[START OF Provided information]

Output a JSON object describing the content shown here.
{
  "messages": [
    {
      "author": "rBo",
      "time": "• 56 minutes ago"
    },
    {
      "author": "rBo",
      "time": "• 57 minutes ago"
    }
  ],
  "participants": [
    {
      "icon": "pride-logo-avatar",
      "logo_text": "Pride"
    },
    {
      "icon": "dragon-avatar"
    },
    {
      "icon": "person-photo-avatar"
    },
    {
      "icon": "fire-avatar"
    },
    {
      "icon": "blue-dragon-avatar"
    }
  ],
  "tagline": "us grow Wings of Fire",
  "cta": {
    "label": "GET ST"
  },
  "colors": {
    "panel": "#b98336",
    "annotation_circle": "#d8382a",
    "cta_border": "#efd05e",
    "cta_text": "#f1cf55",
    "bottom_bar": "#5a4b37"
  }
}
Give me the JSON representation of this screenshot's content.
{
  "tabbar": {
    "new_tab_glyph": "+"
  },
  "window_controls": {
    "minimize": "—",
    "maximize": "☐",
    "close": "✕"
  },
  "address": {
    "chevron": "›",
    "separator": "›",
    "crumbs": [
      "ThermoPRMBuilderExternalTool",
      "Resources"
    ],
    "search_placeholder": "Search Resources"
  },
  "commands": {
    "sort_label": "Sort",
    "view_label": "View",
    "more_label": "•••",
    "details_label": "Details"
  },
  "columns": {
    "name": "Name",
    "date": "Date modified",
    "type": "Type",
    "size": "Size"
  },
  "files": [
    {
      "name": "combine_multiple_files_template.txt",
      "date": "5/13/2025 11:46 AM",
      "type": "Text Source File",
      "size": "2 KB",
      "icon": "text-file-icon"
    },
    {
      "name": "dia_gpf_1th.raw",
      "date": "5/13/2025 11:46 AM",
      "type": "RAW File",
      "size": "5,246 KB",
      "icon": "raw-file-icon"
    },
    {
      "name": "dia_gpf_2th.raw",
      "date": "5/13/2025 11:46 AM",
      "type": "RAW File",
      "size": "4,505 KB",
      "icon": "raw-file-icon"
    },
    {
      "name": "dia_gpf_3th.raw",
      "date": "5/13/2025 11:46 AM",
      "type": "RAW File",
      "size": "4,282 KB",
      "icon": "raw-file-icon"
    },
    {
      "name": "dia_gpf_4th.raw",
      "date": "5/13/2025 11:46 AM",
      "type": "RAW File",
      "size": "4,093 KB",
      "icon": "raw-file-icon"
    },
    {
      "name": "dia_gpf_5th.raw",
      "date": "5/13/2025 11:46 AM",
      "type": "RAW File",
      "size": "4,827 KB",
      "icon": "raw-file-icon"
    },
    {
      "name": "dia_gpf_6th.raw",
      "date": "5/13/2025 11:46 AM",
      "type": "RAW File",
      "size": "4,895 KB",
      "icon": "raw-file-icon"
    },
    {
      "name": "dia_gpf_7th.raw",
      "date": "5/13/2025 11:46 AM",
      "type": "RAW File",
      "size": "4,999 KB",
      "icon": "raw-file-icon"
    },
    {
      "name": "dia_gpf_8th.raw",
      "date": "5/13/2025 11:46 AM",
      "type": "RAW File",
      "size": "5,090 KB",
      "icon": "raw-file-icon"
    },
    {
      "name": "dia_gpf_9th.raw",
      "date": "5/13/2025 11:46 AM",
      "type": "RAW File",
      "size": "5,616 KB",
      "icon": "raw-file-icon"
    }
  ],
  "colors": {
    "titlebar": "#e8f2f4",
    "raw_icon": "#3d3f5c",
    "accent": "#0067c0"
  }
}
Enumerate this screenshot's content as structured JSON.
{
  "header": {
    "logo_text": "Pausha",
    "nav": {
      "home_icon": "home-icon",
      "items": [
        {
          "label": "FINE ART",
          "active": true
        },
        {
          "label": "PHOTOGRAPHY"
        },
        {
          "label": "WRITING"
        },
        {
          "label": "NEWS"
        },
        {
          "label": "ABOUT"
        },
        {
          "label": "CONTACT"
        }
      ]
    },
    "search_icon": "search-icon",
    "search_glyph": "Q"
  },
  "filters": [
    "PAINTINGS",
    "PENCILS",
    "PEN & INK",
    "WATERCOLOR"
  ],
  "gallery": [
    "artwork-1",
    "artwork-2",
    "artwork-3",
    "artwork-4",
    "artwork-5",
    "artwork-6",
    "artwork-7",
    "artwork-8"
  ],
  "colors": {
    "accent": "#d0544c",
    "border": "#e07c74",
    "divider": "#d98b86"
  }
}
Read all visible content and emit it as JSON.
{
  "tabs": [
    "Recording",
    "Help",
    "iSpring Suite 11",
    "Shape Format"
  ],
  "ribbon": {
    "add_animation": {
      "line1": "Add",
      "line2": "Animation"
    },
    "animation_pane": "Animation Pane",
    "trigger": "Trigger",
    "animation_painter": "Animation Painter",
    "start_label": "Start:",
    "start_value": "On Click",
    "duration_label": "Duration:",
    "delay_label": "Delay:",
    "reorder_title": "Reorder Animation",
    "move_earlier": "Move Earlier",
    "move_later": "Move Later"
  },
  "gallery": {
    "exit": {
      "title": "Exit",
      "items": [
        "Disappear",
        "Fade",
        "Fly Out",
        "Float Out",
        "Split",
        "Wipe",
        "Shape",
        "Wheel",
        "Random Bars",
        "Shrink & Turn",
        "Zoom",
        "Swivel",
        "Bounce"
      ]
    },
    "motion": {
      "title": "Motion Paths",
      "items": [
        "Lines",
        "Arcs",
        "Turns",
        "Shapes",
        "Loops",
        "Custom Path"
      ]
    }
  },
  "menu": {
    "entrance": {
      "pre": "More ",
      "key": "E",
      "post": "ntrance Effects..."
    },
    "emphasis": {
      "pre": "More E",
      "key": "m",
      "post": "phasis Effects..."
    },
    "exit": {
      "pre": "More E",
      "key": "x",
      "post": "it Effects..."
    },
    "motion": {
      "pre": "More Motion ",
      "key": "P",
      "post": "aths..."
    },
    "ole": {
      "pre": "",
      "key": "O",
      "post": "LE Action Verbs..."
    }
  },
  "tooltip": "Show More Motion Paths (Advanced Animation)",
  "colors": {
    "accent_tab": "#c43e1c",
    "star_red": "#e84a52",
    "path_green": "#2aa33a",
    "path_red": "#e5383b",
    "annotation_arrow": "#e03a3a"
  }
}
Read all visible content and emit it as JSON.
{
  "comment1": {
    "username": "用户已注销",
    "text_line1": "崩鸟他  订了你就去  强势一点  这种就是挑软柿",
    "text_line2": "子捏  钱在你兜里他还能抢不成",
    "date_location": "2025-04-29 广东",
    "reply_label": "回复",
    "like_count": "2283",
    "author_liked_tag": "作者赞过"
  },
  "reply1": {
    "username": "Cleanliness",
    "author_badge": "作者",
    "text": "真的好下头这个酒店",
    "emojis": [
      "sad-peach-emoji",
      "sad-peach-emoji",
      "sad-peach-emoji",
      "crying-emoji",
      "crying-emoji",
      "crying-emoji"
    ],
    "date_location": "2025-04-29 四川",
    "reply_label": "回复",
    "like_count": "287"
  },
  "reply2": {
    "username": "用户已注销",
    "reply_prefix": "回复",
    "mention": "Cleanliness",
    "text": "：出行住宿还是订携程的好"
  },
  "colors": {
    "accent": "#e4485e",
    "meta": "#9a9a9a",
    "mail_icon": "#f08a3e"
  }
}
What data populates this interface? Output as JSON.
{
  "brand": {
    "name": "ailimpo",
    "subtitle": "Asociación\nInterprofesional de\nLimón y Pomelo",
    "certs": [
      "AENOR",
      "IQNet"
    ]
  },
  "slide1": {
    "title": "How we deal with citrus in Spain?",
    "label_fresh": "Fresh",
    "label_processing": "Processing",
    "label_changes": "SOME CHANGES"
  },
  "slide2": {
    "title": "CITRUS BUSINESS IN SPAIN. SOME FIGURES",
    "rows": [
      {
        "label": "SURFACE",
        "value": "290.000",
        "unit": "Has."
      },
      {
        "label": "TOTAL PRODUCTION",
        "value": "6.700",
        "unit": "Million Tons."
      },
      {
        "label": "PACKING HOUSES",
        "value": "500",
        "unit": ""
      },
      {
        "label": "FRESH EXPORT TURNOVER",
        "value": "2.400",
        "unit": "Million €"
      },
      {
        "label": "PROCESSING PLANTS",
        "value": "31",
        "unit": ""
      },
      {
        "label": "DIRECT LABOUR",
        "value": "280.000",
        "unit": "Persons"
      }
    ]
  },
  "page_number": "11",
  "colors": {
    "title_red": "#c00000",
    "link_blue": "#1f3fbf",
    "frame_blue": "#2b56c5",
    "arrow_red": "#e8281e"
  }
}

[END OF Provided information]

Task goal
Return the lines of the records that include the string "this".

Reply to the task
Give me the JSON representation of this screenshot's content.
Enumerate this screenshot's content as structured JSON.
What data populates this interface? Output as JSON.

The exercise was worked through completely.